[Lines of data]
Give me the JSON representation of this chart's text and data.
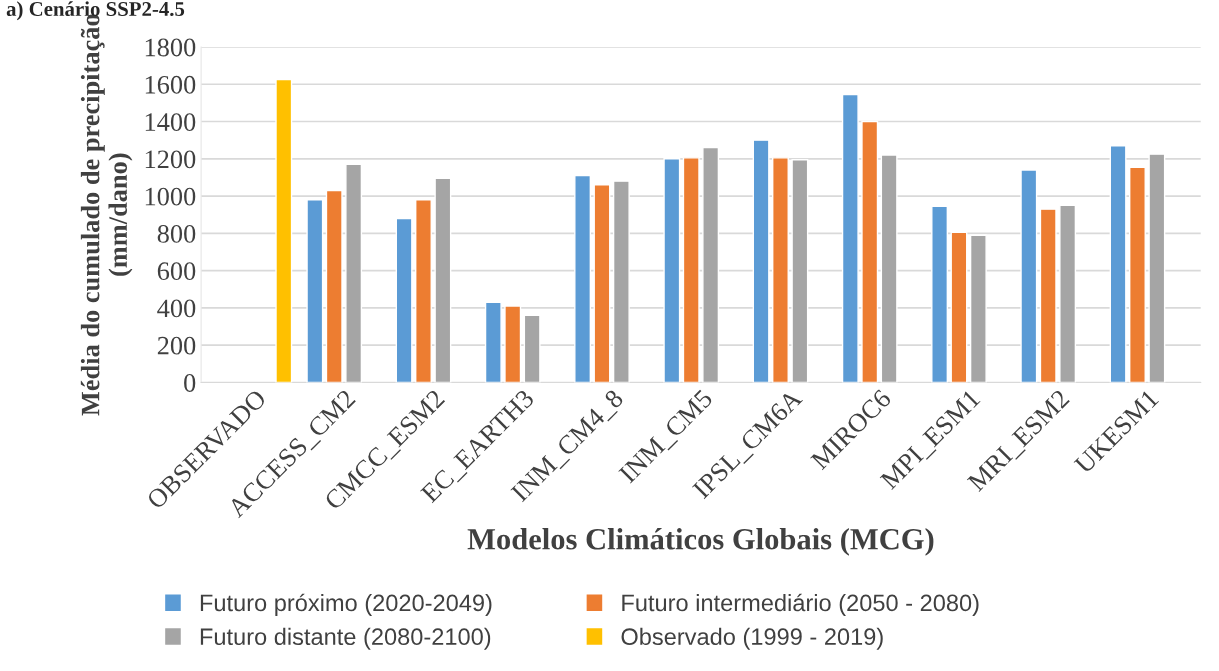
{
  "chart_data": {
    "type": "bar",
    "title": "a) Cenário SSP2-4.5",
    "xlabel": "Modelos Climáticos Globais (MCG)",
    "ylabel": "Média do cumulado de precipitação\n(mm/dano)",
    "categories": [
      "OBSERVADO",
      "ACCESS_CM2",
      "CMCC_ESM2",
      "EC_EARTH3",
      "INM_CM4_8",
      "INM_CM5",
      "IPSL_CM6A",
      "MIROC6",
      "MPI_ESM1",
      "MRI_ESM2",
      "UKESM1"
    ],
    "series": [
      {
        "name": "Futuro próximo (2020-2049)",
        "color": "#5b9bd5",
        "values": [
          null,
          980,
          880,
          430,
          1110,
          1200,
          1300,
          1545,
          945,
          1140,
          1270
        ]
      },
      {
        "name": "Futuro intermediário (2050 - 2080)",
        "color": "#ed7d31",
        "values": [
          null,
          1030,
          980,
          410,
          1060,
          1205,
          1205,
          1400,
          805,
          930,
          1155
        ]
      },
      {
        "name": "Futuro distante (2080-2100)",
        "color": "#a5a5a5",
        "values": [
          null,
          1170,
          1095,
          360,
          1080,
          1260,
          1195,
          1220,
          790,
          950,
          1225
        ]
      },
      {
        "name": "Observado (1999 - 2019)",
        "color": "#ffc000",
        "values": [
          1625,
          null,
          null,
          null,
          null,
          null,
          null,
          null,
          null,
          null,
          null
        ]
      }
    ],
    "ylim": [
      0,
      1800
    ],
    "yticks": [
      0,
      200,
      400,
      600,
      800,
      1000,
      1200,
      1400,
      1600,
      1800
    ],
    "grid": "y",
    "legend": "bottom"
  }
}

GIVEN EXERCISE: Each line in the listing above that contains "Futuro" should be copied.

COMPLETED TASK:
        "name": "Futuro próximo (2020-2049)",
        "name": "Futuro intermediário (2050 - 2080)",
        "name": "Futuro distante (2080-2100)",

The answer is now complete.